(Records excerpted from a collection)
____________________

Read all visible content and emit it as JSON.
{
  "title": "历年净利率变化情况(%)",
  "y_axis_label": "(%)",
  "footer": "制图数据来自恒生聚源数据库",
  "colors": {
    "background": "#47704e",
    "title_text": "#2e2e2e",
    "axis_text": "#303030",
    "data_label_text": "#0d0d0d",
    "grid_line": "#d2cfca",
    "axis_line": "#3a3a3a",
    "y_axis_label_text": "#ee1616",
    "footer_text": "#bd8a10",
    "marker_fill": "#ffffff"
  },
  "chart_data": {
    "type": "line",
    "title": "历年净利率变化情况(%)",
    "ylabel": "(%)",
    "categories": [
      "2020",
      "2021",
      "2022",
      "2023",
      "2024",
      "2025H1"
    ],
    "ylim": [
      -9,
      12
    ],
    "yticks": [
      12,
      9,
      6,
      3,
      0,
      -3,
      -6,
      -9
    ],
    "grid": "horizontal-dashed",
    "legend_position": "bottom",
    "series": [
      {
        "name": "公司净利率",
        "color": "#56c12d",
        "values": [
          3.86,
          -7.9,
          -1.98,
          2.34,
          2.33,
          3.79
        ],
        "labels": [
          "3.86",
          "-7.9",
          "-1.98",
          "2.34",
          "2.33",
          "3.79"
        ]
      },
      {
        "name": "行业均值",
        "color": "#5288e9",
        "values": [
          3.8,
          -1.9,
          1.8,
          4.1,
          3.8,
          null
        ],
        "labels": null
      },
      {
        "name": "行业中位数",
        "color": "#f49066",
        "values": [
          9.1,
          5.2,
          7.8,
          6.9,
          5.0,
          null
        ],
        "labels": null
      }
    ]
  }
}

____________________

#### [Problem statement]
Your task is to retype all of the records exactly.

#### [Written solution]
Read all visible content and emit it as JSON.
{
  "title": "历年净利率变化情况(%)",
  "y_axis_label": "(%)",
  "footer": "制图数据来自恒生聚源数据库",
  "colors": {
    "background": "#47704e",
    "title_text": "#2e2e2e",
    "axis_text": "#303030",
    "data_label_text": "#0d0d0d",
    "grid_line": "#d2cfca",
    "axis_line": "#3a3a3a",
    "y_axis_label_text": "#ee1616",
    "footer_text": "#bd8a10",
    "marker_fill": "#ffffff"
  },
  "chart_data": {
    "type": "line",
    "title": "历年净利率变化情况(%)",
    "ylabel": "(%)",
    "categories": [
      "2020",
      "2021",
      "2022",
      "2023",
      "2024",
      "2025H1"
    ],
    "ylim": [
      -9,
      12
    ],
    "yticks": [
      12,
      9,
      6,
      3,
      0,
      -3,
      -6,
      -9
    ],
    "grid": "horizontal-dashed",
    "legend_position": "bottom",
    "series": [
      {
        "name": "公司净利率",
        "color": "#56c12d",
        "values": [
          3.86,
          -7.9,
          -1.98,
          2.34,
          2.33,
          3.79
        ],
        "labels": [
          "3.86",
          "-7.9",
          "-1.98",
          "2.34",
          "2.33",
          "3.79"
        ]
      },
      {
        "name": "行业均值",
        "color": "#5288e9",
        "values": [
          3.8,
          -1.9,
          1.8,
          4.1,
          3.8,
          null
        ],
        "labels": null
      },
      {
        "name": "行业中位数",
        "color": "#f49066",
        "values": [
          9.1,
          5.2,
          7.8,
          6.9,
          5.0,
          null
        ],
        "labels": null
      }
    ]
  }
}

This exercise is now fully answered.